Extracts from a graphics dataset:
.....

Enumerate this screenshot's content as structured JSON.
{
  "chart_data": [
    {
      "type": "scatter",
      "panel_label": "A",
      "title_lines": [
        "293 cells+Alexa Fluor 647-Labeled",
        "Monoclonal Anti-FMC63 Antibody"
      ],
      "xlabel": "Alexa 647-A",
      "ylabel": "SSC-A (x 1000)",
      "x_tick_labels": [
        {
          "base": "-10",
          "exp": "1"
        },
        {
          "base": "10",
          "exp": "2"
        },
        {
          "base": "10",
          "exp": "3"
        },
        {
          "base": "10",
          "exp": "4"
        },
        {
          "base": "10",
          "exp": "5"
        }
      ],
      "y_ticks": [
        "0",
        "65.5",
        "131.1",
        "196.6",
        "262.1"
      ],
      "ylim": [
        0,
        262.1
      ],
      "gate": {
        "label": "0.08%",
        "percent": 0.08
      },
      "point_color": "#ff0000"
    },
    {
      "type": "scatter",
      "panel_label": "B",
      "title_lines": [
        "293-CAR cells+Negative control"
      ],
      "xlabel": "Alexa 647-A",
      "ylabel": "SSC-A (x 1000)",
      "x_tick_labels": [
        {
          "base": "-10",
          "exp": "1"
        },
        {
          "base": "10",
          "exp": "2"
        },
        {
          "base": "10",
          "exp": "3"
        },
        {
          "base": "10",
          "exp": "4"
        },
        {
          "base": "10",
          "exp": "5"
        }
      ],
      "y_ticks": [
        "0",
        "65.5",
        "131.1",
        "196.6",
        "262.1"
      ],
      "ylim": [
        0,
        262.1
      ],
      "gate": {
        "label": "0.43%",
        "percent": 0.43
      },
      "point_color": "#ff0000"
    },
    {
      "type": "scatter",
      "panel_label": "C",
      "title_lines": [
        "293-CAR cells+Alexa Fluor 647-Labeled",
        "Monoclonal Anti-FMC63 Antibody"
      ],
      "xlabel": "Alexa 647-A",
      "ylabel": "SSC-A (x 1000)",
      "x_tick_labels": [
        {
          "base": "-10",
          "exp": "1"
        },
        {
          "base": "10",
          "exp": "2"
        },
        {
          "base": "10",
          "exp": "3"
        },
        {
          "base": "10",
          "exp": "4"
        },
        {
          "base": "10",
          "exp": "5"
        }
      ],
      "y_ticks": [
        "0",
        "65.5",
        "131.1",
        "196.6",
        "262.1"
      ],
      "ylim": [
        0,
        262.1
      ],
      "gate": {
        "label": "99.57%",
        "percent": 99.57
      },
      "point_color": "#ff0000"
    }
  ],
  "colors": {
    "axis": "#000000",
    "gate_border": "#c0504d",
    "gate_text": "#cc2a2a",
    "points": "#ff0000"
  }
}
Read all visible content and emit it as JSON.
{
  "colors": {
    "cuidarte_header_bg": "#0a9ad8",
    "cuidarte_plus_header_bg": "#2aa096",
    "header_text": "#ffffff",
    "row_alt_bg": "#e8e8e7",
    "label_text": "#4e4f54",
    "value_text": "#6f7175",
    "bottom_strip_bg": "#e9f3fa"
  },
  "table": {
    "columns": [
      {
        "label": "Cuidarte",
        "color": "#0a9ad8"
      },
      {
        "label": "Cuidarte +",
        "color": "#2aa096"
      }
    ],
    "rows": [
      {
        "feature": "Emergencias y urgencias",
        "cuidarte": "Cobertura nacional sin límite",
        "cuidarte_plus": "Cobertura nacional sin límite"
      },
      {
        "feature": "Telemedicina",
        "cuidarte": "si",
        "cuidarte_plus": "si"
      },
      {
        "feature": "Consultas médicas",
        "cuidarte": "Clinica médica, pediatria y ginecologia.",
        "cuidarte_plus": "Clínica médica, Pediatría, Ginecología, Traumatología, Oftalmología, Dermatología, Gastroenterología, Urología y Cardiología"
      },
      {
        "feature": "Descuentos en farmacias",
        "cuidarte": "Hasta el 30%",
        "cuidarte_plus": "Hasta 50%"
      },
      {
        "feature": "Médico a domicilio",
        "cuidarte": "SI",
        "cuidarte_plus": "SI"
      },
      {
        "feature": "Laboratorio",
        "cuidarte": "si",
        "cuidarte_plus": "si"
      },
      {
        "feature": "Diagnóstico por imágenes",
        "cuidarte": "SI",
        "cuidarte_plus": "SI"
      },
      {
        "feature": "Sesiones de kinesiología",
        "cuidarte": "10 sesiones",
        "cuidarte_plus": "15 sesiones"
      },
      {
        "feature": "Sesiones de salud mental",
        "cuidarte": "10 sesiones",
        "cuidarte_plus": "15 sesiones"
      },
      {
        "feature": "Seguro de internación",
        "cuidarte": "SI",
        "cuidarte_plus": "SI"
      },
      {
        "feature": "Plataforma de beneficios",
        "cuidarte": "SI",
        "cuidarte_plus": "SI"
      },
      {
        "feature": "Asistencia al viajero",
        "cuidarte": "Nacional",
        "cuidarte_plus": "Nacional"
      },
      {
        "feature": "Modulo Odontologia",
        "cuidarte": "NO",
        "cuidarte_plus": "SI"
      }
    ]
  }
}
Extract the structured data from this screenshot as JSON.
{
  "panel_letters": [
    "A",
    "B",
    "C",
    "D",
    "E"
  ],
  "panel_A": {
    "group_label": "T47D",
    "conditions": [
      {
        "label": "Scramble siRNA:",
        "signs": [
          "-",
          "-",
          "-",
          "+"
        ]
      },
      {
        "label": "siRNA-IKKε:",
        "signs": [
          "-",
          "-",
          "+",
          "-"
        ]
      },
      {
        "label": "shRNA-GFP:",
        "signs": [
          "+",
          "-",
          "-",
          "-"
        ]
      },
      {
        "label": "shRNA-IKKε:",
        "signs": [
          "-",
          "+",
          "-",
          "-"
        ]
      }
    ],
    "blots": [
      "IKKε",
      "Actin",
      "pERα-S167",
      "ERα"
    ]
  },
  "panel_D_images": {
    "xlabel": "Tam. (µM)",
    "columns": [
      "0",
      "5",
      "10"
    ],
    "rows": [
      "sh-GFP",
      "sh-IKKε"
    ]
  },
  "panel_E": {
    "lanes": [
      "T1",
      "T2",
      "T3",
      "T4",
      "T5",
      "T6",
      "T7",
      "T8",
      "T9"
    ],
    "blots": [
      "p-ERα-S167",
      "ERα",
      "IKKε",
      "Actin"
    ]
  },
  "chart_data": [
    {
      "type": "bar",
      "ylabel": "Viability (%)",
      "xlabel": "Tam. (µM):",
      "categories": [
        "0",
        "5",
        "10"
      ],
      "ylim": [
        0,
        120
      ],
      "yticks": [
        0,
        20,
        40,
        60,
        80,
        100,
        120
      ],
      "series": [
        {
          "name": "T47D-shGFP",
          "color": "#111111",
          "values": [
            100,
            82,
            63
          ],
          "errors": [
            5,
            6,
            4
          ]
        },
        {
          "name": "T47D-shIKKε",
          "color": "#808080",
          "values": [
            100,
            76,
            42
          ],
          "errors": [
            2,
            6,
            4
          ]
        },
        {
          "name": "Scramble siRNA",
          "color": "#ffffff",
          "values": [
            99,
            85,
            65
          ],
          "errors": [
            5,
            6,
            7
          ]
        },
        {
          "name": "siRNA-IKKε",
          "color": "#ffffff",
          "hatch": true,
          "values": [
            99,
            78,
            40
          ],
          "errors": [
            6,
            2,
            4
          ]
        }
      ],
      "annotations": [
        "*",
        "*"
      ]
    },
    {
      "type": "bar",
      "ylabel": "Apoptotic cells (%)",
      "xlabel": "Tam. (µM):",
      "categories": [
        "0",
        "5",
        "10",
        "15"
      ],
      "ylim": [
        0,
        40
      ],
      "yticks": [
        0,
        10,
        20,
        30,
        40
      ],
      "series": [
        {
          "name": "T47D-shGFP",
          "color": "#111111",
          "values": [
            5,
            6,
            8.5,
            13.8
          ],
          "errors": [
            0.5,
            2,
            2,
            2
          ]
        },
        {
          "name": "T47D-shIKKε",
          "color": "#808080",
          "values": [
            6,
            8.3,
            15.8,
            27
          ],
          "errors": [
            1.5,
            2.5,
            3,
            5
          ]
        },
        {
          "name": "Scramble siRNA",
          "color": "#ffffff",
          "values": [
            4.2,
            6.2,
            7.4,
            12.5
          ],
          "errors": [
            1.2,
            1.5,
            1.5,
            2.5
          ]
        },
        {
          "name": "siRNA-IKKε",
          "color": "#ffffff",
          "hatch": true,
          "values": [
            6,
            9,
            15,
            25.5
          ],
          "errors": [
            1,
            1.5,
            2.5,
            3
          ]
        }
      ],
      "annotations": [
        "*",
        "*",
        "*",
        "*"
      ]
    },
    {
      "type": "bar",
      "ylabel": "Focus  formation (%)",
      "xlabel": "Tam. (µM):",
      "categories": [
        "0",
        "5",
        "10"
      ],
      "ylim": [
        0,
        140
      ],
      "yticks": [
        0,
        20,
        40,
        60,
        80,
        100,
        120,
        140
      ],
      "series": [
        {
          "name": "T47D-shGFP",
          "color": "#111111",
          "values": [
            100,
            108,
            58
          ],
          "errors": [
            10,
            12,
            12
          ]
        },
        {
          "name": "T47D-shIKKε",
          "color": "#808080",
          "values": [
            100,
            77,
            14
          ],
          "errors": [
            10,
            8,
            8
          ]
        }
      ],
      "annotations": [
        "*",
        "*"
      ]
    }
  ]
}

.....

What you are asked to do
Select and copy every line from the records that includes the word "screenshot".

Solution to this task
Enumerate this screenshot's content as structured JSON.
Extract the structured data from this screenshot as JSON.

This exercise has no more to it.